■ Given data:
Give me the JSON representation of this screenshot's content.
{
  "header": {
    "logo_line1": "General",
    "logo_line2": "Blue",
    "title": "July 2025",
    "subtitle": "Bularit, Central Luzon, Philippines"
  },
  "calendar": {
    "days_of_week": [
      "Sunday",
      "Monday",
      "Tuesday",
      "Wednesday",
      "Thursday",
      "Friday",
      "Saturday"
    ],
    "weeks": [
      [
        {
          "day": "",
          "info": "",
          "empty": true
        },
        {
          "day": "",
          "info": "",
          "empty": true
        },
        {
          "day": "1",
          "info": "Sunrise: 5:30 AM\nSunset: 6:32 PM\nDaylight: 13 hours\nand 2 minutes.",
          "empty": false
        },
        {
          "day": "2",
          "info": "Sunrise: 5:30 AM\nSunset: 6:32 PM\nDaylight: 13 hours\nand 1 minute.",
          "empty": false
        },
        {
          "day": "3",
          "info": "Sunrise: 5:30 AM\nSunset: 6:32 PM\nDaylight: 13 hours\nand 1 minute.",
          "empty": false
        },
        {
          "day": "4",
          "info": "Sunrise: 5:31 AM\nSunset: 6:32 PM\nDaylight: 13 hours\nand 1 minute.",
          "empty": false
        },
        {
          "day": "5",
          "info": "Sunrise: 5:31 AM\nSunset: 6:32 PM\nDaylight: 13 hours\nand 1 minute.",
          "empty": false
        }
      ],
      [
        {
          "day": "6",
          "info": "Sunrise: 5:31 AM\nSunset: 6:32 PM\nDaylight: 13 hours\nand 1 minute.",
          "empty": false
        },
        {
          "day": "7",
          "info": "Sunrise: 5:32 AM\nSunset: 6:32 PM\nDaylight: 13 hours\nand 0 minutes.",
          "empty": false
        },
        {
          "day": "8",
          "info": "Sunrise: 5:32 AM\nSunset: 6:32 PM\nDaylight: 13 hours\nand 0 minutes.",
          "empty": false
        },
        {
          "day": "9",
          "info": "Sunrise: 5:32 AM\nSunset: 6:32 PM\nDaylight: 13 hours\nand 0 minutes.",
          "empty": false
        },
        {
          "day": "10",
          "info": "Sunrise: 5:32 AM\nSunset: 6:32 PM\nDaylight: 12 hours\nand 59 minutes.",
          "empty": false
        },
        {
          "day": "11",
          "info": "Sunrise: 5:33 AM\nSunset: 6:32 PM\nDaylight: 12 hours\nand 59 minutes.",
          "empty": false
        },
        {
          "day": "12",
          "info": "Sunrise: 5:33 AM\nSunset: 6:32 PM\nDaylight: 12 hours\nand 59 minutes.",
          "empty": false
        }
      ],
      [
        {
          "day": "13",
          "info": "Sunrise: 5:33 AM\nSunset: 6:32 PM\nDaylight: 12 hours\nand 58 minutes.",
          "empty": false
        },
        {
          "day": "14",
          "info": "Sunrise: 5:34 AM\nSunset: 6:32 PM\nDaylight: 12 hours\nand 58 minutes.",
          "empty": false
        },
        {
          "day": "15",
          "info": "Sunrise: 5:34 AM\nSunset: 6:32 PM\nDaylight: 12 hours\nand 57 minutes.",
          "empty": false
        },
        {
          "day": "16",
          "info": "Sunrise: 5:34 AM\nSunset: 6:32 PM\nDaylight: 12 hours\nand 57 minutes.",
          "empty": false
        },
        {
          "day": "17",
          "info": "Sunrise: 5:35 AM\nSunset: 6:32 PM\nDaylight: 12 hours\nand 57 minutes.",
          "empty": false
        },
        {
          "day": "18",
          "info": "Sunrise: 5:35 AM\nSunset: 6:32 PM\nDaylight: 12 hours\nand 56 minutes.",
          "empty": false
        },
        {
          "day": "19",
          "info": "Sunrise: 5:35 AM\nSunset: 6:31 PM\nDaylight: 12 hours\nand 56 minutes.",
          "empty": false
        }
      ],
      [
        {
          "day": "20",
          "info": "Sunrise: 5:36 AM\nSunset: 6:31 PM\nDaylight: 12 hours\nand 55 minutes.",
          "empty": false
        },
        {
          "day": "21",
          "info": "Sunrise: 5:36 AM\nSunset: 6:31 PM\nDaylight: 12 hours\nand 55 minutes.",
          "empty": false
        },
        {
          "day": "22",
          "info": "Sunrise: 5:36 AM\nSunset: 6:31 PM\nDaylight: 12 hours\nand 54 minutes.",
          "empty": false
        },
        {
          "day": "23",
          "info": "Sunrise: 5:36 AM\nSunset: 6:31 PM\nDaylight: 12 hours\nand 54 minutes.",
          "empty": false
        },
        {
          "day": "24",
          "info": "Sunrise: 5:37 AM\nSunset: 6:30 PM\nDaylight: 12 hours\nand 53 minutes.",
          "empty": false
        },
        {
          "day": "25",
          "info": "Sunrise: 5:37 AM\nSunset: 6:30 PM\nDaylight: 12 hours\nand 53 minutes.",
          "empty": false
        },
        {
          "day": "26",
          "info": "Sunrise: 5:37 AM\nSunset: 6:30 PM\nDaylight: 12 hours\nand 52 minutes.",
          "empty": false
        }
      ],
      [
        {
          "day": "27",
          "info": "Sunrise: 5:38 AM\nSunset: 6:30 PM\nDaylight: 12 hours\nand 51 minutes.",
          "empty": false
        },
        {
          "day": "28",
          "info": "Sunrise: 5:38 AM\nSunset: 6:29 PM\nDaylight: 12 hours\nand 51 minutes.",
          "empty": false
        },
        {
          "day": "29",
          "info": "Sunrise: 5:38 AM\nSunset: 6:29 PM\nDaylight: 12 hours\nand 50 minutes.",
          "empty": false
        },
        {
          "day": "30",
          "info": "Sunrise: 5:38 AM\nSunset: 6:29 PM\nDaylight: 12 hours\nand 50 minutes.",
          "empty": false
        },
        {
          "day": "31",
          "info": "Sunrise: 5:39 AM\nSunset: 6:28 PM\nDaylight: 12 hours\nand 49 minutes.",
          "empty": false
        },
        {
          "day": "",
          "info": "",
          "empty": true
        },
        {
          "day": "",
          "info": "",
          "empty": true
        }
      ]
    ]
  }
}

■ Required task: Your task is to give the records above again, exactly.

■ Task answer:
Give me the JSON representation of this screenshot's content.
{
  "header": {
    "logo_line1": "General",
    "logo_line2": "Blue",
    "title": "July 2025",
    "subtitle": "Bularit, Central Luzon, Philippines"
  },
  "calendar": {
    "days_of_week": [
      "Sunday",
      "Monday",
      "Tuesday",
      "Wednesday",
      "Thursday",
      "Friday",
      "Saturday"
    ],
    "weeks": [
      [
        {
          "day": "",
          "info": "",
          "empty": true
        },
        {
          "day": "",
          "info": "",
          "empty": true
        },
        {
          "day": "1",
          "info": "Sunrise: 5:30 AM\nSunset: 6:32 PM\nDaylight: 13 hours\nand 2 minutes.",
          "empty": false
        },
        {
          "day": "2",
          "info": "Sunrise: 5:30 AM\nSunset: 6:32 PM\nDaylight: 13 hours\nand 1 minute.",
          "empty": false
        },
        {
          "day": "3",
          "info": "Sunrise: 5:30 AM\nSunset: 6:32 PM\nDaylight: 13 hours\nand 1 minute.",
          "empty": false
        },
        {
          "day": "4",
          "info": "Sunrise: 5:31 AM\nSunset: 6:32 PM\nDaylight: 13 hours\nand 1 minute.",
          "empty": false
        },
        {
          "day": "5",
          "info": "Sunrise: 5:31 AM\nSunset: 6:32 PM\nDaylight: 13 hours\nand 1 minute.",
          "empty": false
        }
      ],
      [
        {
          "day": "6",
          "info": "Sunrise: 5:31 AM\nSunset: 6:32 PM\nDaylight: 13 hours\nand 1 minute.",
          "empty": false
        },
        {
          "day": "7",
          "info": "Sunrise: 5:32 AM\nSunset: 6:32 PM\nDaylight: 13 hours\nand 0 minutes.",
          "empty": false
        },
        {
          "day": "8",
          "info": "Sunrise: 5:32 AM\nSunset: 6:32 PM\nDaylight: 13 hours\nand 0 minutes.",
          "empty": false
        },
        {
          "day": "9",
          "info": "Sunrise: 5:32 AM\nSunset: 6:32 PM\nDaylight: 13 hours\nand 0 minutes.",
          "empty": false
        },
        {
          "day": "10",
          "info": "Sunrise: 5:32 AM\nSunset: 6:32 PM\nDaylight: 12 hours\nand 59 minutes.",
          "empty": false
        },
        {
          "day": "11",
          "info": "Sunrise: 5:33 AM\nSunset: 6:32 PM\nDaylight: 12 hours\nand 59 minutes.",
          "empty": false
        },
        {
          "day": "12",
          "info": "Sunrise: 5:33 AM\nSunset: 6:32 PM\nDaylight: 12 hours\nand 59 minutes.",
          "empty": false
        }
      ],
      [
        {
          "day": "13",
          "info": "Sunrise: 5:33 AM\nSunset: 6:32 PM\nDaylight: 12 hours\nand 58 minutes.",
          "empty": false
        },
        {
          "day": "14",
          "info": "Sunrise: 5:34 AM\nSunset: 6:32 PM\nDaylight: 12 hours\nand 58 minutes.",
          "empty": false
        },
        {
          "day": "15",
          "info": "Sunrise: 5:34 AM\nSunset: 6:32 PM\nDaylight: 12 hours\nand 57 minutes.",
          "empty": false
        },
        {
          "day": "16",
          "info": "Sunrise: 5:34 AM\nSunset: 6:32 PM\nDaylight: 12 hours\nand 57 minutes.",
          "empty": false
        },
        {
          "day": "17",
          "info": "Sunrise: 5:35 AM\nSunset: 6:32 PM\nDaylight: 12 hours\nand 57 minutes.",
          "empty": false
        },
        {
          "day": "18",
          "info": "Sunrise: 5:35 AM\nSunset: 6:32 PM\nDaylight: 12 hours\nand 56 minutes.",
          "empty": false
        },
        {
          "day": "19",
          "info": "Sunrise: 5:35 AM\nSunset: 6:31 PM\nDaylight: 12 hours\nand 56 minutes.",
          "empty": false
        }
      ],
      [
        {
          "day": "20",
          "info": "Sunrise: 5:36 AM\nSunset: 6:31 PM\nDaylight: 12 hours\nand 55 minutes.",
          "empty": false
        },
        {
          "day": "21",
          "info": "Sunrise: 5:36 AM\nSunset: 6:31 PM\nDaylight: 12 hours\nand 55 minutes.",
          "empty": false
        },
        {
          "day": "22",
          "info": "Sunrise: 5:36 AM\nSunset: 6:31 PM\nDaylight: 12 hours\nand 54 minutes.",
          "empty": false
        },
        {
          "day": "23",
          "info": "Sunrise: 5:36 AM\nSunset: 6:31 PM\nDaylight: 12 hours\nand 54 minutes.",
          "empty": false
        },
        {
          "day": "24",
          "info": "Sunrise: 5:37 AM\nSunset: 6:30 PM\nDaylight: 12 hours\nand 53 minutes.",
          "empty": false
        },
        {
          "day": "25",
          "info": "Sunrise: 5:37 AM\nSunset: 6:30 PM\nDaylight: 12 hours\nand 53 minutes.",
          "empty": false
        },
        {
          "day": "26",
          "info": "Sunrise: 5:37 AM\nSunset: 6:30 PM\nDaylight: 12 hours\nand 52 minutes.",
          "empty": false
        }
      ],
      [
        {
          "day": "27",
          "info": "Sunrise: 5:38 AM\nSunset: 6:30 PM\nDaylight: 12 hours\nand 51 minutes.",
          "empty": false
        },
        {
          "day": "28",
          "info": "Sunrise: 5:38 AM\nSunset: 6:29 PM\nDaylight: 12 hours\nand 51 minutes.",
          "empty": false
        },
        {
          "day": "29",
          "info": "Sunrise: 5:38 AM\nSunset: 6:29 PM\nDaylight: 12 hours\nand 50 minutes.",
          "empty": false
        },
        {
          "day": "30",
          "info": "Sunrise: 5:38 AM\nSunset: 6:29 PM\nDaylight: 12 hours\nand 50 minutes.",
          "empty": false
        },
        {
          "day": "31",
          "info": "Sunrise: 5:39 AM\nSunset: 6:28 PM\nDaylight: 12 hours\nand 49 minutes.",
          "empty": false
        },
        {
          "day": "",
          "info": "",
          "empty": true
        },
        {
          "day": "",
          "info": "",
          "empty": true
        }
      ]
    ]
  }
}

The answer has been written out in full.